---- DATASET EXTRACT

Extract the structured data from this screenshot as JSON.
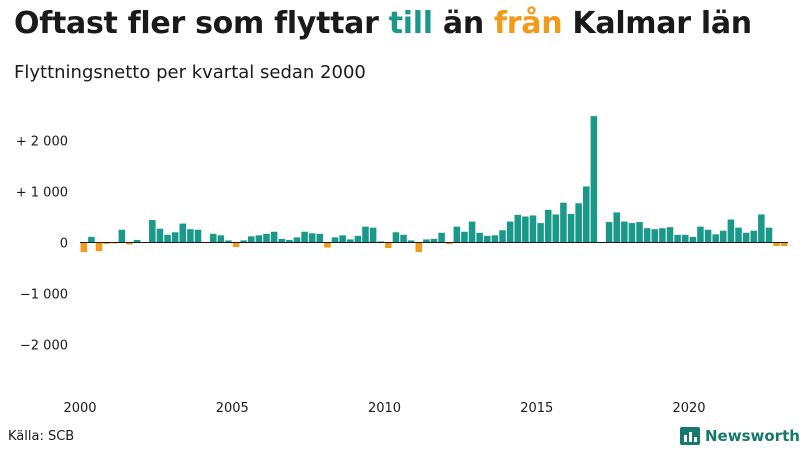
{
  "title_parts": {
    "part1": "Oftast fler som flyttar ",
    "till": "till",
    "part2": " än ",
    "fran": "från",
    "part3": " Kalmar län"
  },
  "subtitle": "Flyttningsnetto per kvartal sedan 2000",
  "source": "Källa: SCB",
  "logo_text": "Newsworthy",
  "colors": {
    "positive": "#1a998b",
    "negative": "#f29a1a",
    "text": "#1a1a1a",
    "logo": "#17786c"
  },
  "chart_data": {
    "type": "bar",
    "x_start": "2000-Q1",
    "x_ticks": [
      "2000",
      "2005",
      "2010",
      "2015",
      "2020"
    ],
    "y_ticks": [
      {
        "value": 2000,
        "label": "+ 2 000"
      },
      {
        "value": 1000,
        "label": "+ 1 000"
      },
      {
        "value": 0,
        "label": "0"
      },
      {
        "value": -1000,
        "label": "−1 000"
      },
      {
        "value": -2000,
        "label": "−2 000"
      }
    ],
    "ylim": [
      -2700,
      2600
    ],
    "grid": false,
    "values": [
      -190,
      110,
      -170,
      -30,
      -20,
      250,
      -40,
      50,
      -10,
      440,
      270,
      150,
      200,
      370,
      260,
      250,
      10,
      170,
      140,
      40,
      -90,
      40,
      120,
      140,
      170,
      210,
      70,
      50,
      100,
      210,
      180,
      170,
      -100,
      100,
      140,
      60,
      130,
      310,
      290,
      20,
      -110,
      200,
      150,
      40,
      -190,
      60,
      70,
      190,
      -30,
      310,
      210,
      410,
      190,
      130,
      140,
      240,
      410,
      540,
      510,
      530,
      380,
      640,
      550,
      780,
      560,
      770,
      1100,
      2480,
      0,
      400,
      590,
      410,
      380,
      400,
      280,
      260,
      280,
      300,
      150,
      150,
      110,
      310,
      250,
      160,
      230,
      450,
      290,
      190,
      230,
      550,
      290,
      -70,
      -70
    ]
  }
}
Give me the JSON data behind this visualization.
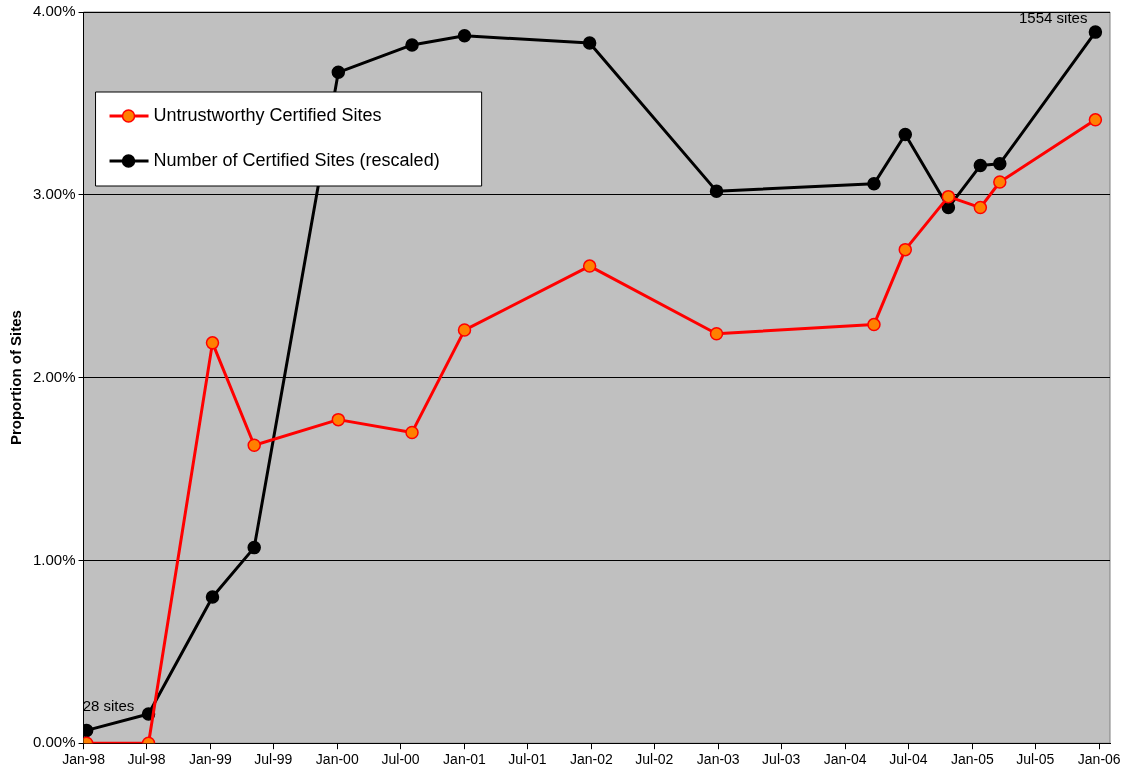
{
  "chart_data": {
    "type": "line",
    "ylabel": "Proportion of Sites",
    "x": [
      "1998-01-10",
      "1998-07-07",
      "1999-01-07",
      "1999-05-07",
      "2000-01-04",
      "2000-08-03",
      "2001-01-01",
      "2001-12-27",
      "2002-12-27",
      "2004-03-24",
      "2004-06-22",
      "2004-10-24",
      "2005-01-24",
      "2005-03-21",
      "2005-12-21"
    ],
    "series": [
      {
        "name": "Untrustworthy Certified Sites",
        "color": "#ff0000",
        "values": [
          0,
          0,
          2.19,
          1.63,
          1.77,
          1.7,
          2.26,
          2.61,
          2.24,
          2.29,
          2.7,
          2.99,
          2.93,
          3.07,
          3.41
        ]
      },
      {
        "name": "Number of Certified Sites (rescaled)",
        "color": "#000000",
        "values": [
          0.07,
          0.16,
          0.8,
          1.07,
          3.67,
          3.82,
          3.87,
          3.83,
          3.02,
          3.06,
          3.33,
          2.93,
          3.16,
          3.17,
          3.89
        ]
      }
    ],
    "xlim": [
      "1998-01-01",
      "2006-02-01"
    ],
    "xticks": [
      {
        "value": "1998-01-01",
        "label": "Jan-98"
      },
      {
        "value": "1998-07-01",
        "label": "Jul-98"
      },
      {
        "value": "1999-01-01",
        "label": "Jan-99"
      },
      {
        "value": "1999-07-01",
        "label": "Jul-99"
      },
      {
        "value": "2000-01-01",
        "label": "Jan-00"
      },
      {
        "value": "2000-07-01",
        "label": "Jul-00"
      },
      {
        "value": "2001-01-01",
        "label": "Jan-01"
      },
      {
        "value": "2001-07-01",
        "label": "Jul-01"
      },
      {
        "value": "2002-01-01",
        "label": "Jan-02"
      },
      {
        "value": "2002-07-01",
        "label": "Jul-02"
      },
      {
        "value": "2003-01-01",
        "label": "Jan-03"
      },
      {
        "value": "2003-07-01",
        "label": "Jul-03"
      },
      {
        "value": "2004-01-01",
        "label": "Jan-04"
      },
      {
        "value": "2004-07-01",
        "label": "Jul-04"
      },
      {
        "value": "2005-01-01",
        "label": "Jan-05"
      },
      {
        "value": "2005-07-01",
        "label": "Jul-05"
      },
      {
        "value": "2006-01-01",
        "label": "Jan-06"
      }
    ],
    "ylim": [
      0,
      4
    ],
    "yticks": [
      {
        "value": 0,
        "label": "0.00%"
      },
      {
        "value": 1,
        "label": "1.00%"
      },
      {
        "value": 2,
        "label": "2.00%"
      },
      {
        "value": 3,
        "label": "3.00%"
      },
      {
        "value": 4,
        "label": "4.00%"
      }
    ],
    "annotations": [
      {
        "text": "28 sites",
        "x": "1998-01-10",
        "y": 0.07
      },
      {
        "text": "1554 sites",
        "x": "2005-12-21",
        "y": 3.89
      }
    ],
    "grid": "y",
    "legend": "top left",
    "marker": "circle",
    "line_style": "solid"
  }
}
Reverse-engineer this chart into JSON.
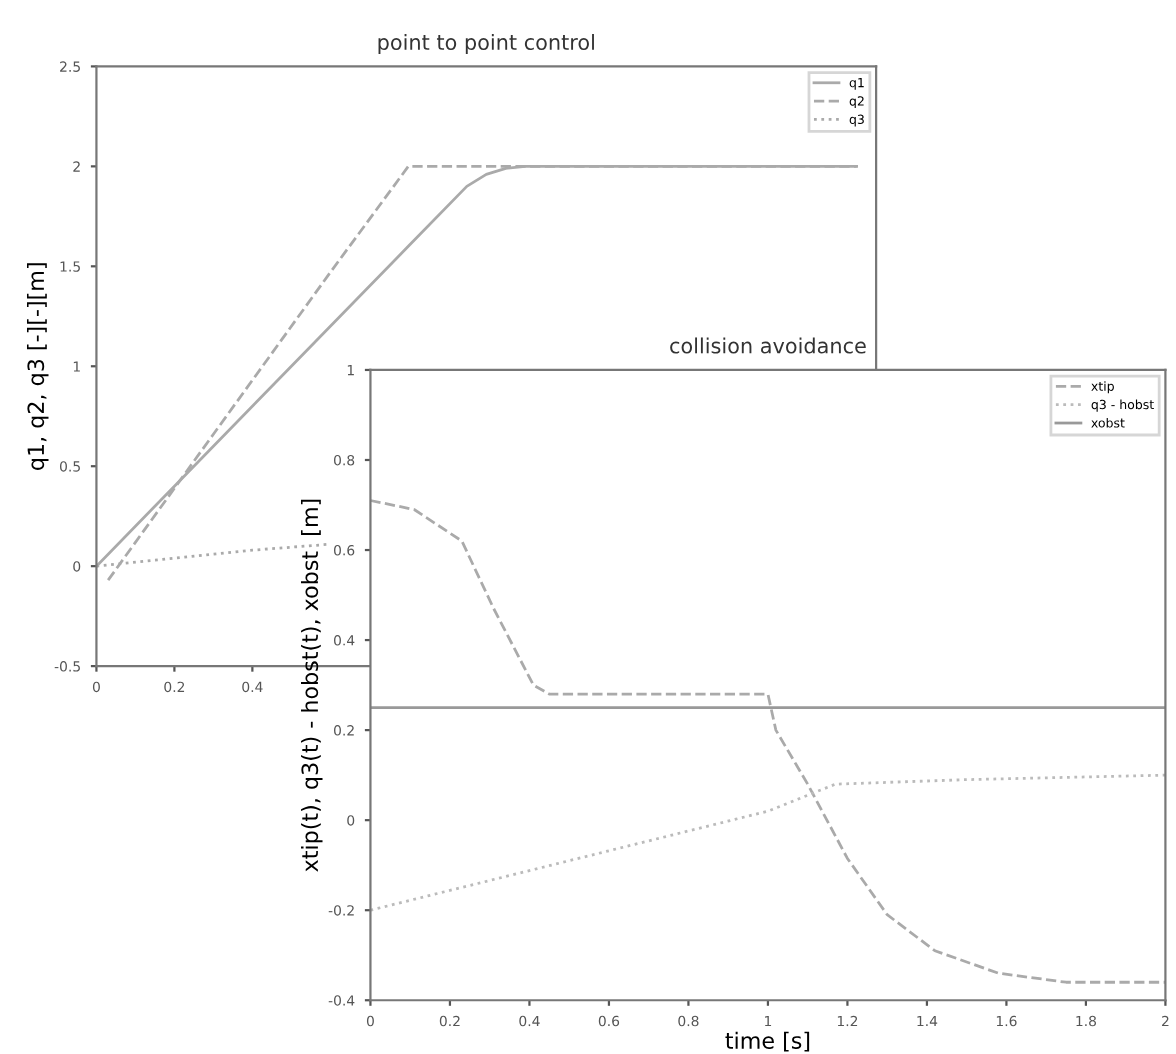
{
  "chart_data": [
    {
      "type": "line",
      "title": "point to point control",
      "ylabel": "q1, q2, q3 [-][-][m]",
      "xlim": [
        0,
        2
      ],
      "xticks": [
        0,
        0.2,
        0.4
      ],
      "ylim": [
        -0.5,
        2.5
      ],
      "yticks": [
        -0.5,
        0,
        0.5,
        1,
        1.5,
        2,
        2.5
      ],
      "legend": "top right",
      "grid": false,
      "series": [
        {
          "name": "q1",
          "color": "#aaaaaa",
          "line_style": "solid",
          "x": [
            0,
            0.2,
            0.49,
            0.8,
            0.95,
            1.0,
            1.05,
            1.1,
            1.95
          ],
          "values": [
            0,
            0.4,
            0.98,
            1.6,
            1.9,
            1.96,
            1.99,
            2,
            2
          ]
        },
        {
          "name": "q2",
          "color": "#aaaaaa",
          "line_style": "dashed",
          "x": [
            0.03,
            0.3,
            0.6,
            0.8,
            1.95
          ],
          "values": [
            -0.07,
            0.66,
            1.47,
            2,
            2
          ]
        },
        {
          "name": "q3",
          "color": "#aaaaaa",
          "line_style": "dotted",
          "x": [
            0,
            0.2,
            0.4,
            0.6
          ],
          "values": [
            0,
            0.04,
            0.08,
            0.11
          ]
        }
      ]
    },
    {
      "type": "line",
      "title": "collision avoidance",
      "xlabel": "time [s]",
      "ylabel": "xtip(t), q3(t) - hobst(t), xobst  [m]",
      "xlim": [
        0,
        2
      ],
      "xticks": [
        0,
        0.2,
        0.4,
        0.6,
        0.8,
        1,
        1.2,
        1.4,
        1.6,
        1.8,
        2
      ],
      "ylim": [
        -0.4,
        1
      ],
      "yticks": [
        -0.4,
        -0.2,
        0,
        0.2,
        0.4,
        0.6,
        0.8,
        1
      ],
      "legend": "top right",
      "grid": false,
      "series": [
        {
          "name": "xtip",
          "color": "#aaaaaa",
          "line_style": "dashed",
          "x": [
            0,
            0.11,
            0.23,
            0.31,
            0.41,
            0.45,
            1.0,
            1.02,
            1.1,
            1.2,
            1.3,
            1.42,
            1.58,
            1.75,
            2.0
          ],
          "values": [
            0.71,
            0.69,
            0.62,
            0.47,
            0.3,
            0.28,
            0.28,
            0.2,
            0.08,
            -0.085,
            -0.21,
            -0.29,
            -0.34,
            -0.36,
            -0.36
          ]
        },
        {
          "name": "q3 - hobst",
          "color": "#bbbbbb",
          "line_style": "dotted",
          "x": [
            0,
            1.0,
            1.17,
            1.5,
            2.0
          ],
          "values": [
            -0.2,
            0.02,
            0.08,
            0.09,
            0.1
          ]
        },
        {
          "name": "xobst",
          "color": "#999999",
          "line_style": "solid",
          "x": [
            0,
            2.0
          ],
          "values": [
            0.25,
            0.25
          ]
        }
      ]
    }
  ]
}
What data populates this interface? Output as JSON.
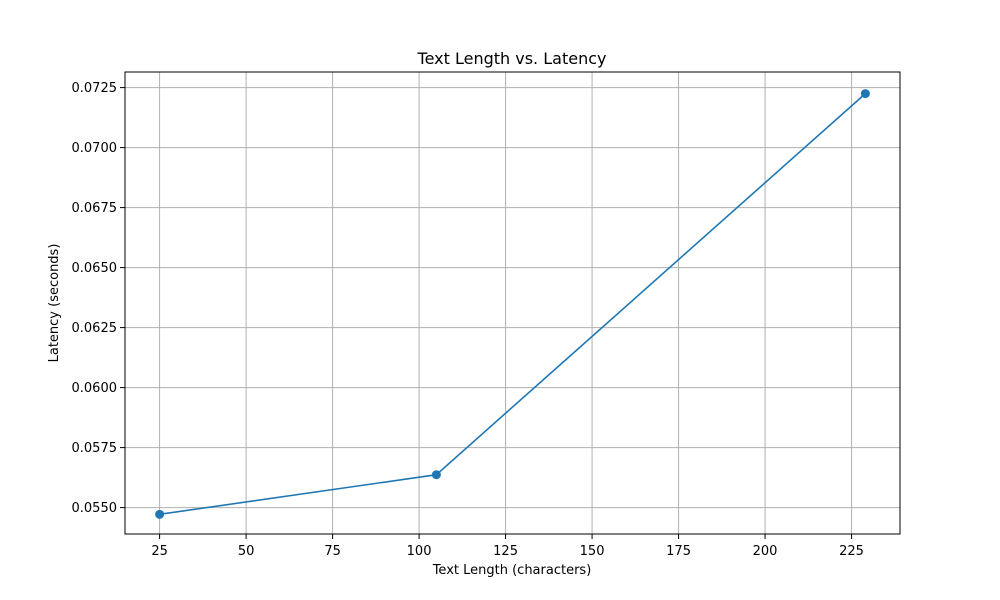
{
  "chart_data": {
    "type": "line",
    "title": "Text Length vs. Latency",
    "xlabel": "Text Length (characters)",
    "ylabel": "Latency (seconds)",
    "xlim": [
      15,
      239
    ],
    "ylim": [
      0.0539,
      0.07315
    ],
    "xticks": [
      25,
      50,
      75,
      100,
      125,
      150,
      175,
      200,
      225
    ],
    "xtick_labels": [
      "25",
      "50",
      "75",
      "100",
      "125",
      "150",
      "175",
      "200",
      "225"
    ],
    "yticks": [
      0.055,
      0.0575,
      0.06,
      0.0625,
      0.065,
      0.0675,
      0.07,
      0.0725
    ],
    "ytick_labels": [
      "0.0550",
      "0.0575",
      "0.0600",
      "0.0625",
      "0.0650",
      "0.0675",
      "0.0700",
      "0.0725"
    ],
    "grid": true,
    "series": [
      {
        "x": [
          25,
          105,
          229
        ],
        "y": [
          0.05472,
          0.05637,
          0.07225
        ],
        "color": "#1f77b4",
        "marker": "circle"
      }
    ]
  }
}
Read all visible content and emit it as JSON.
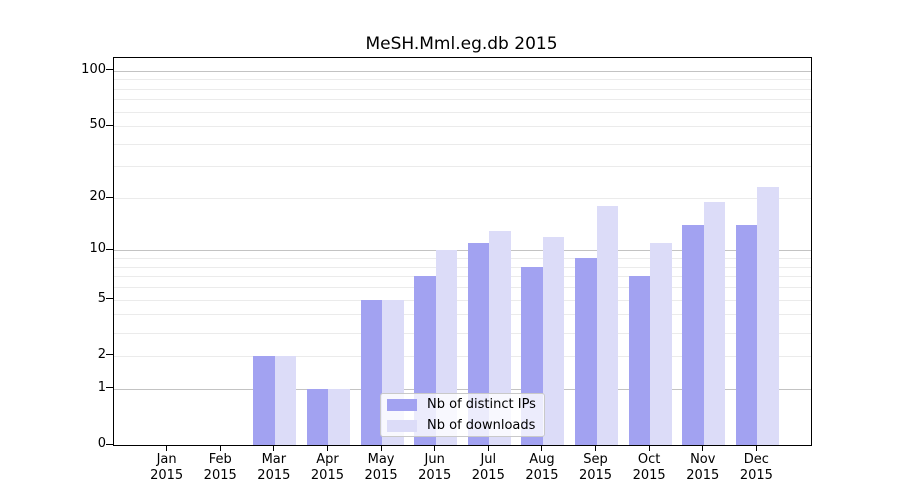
{
  "title": "MeSH.Mml.eg.db 2015",
  "chart_data": {
    "type": "bar",
    "title": "MeSH.Mml.eg.db 2015",
    "xlabel": "",
    "ylabel": "",
    "categories": [
      "Jan 2015",
      "Feb 2015",
      "Mar 2015",
      "Apr 2015",
      "May 2015",
      "Jun 2015",
      "Jul 2015",
      "Aug 2015",
      "Sep 2015",
      "Oct 2015",
      "Nov 2015",
      "Dec 2015"
    ],
    "series": [
      {
        "name": "Nb of distinct IPs",
        "color": "#a2a2f1",
        "values": [
          0,
          0,
          2,
          1,
          5,
          7,
          11,
          8,
          9,
          7,
          14,
          14
        ]
      },
      {
        "name": "Nb of downloads",
        "color": "#dcdcf8",
        "values": [
          0,
          0,
          2,
          1,
          5,
          10,
          13,
          12,
          18,
          11,
          19,
          23
        ]
      }
    ],
    "yscale": "log10(1+x)",
    "ylim": [
      0,
      117
    ],
    "yticks": [
      0,
      1,
      2,
      5,
      10,
      20,
      50,
      100
    ],
    "grid": {
      "major": [
        1,
        10,
        100
      ],
      "minor": [
        2,
        3,
        4,
        5,
        6,
        7,
        8,
        9,
        20,
        30,
        40,
        50,
        60,
        70,
        80,
        90
      ],
      "major_color": "#c3c3c3",
      "minor_color": "#ebebeb"
    },
    "legend_position": "lower center",
    "bar_group": "paired: distinct-IPs bar left of month tick, downloads bar right of month tick",
    "axis_color": "#000000",
    "background": "#ffffff"
  }
}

--------

_GIVEN PROBLEM_
Determine how many lines include the string "left". Give no answer but the number.

_SOLUTION TO THE EXERCISE_
2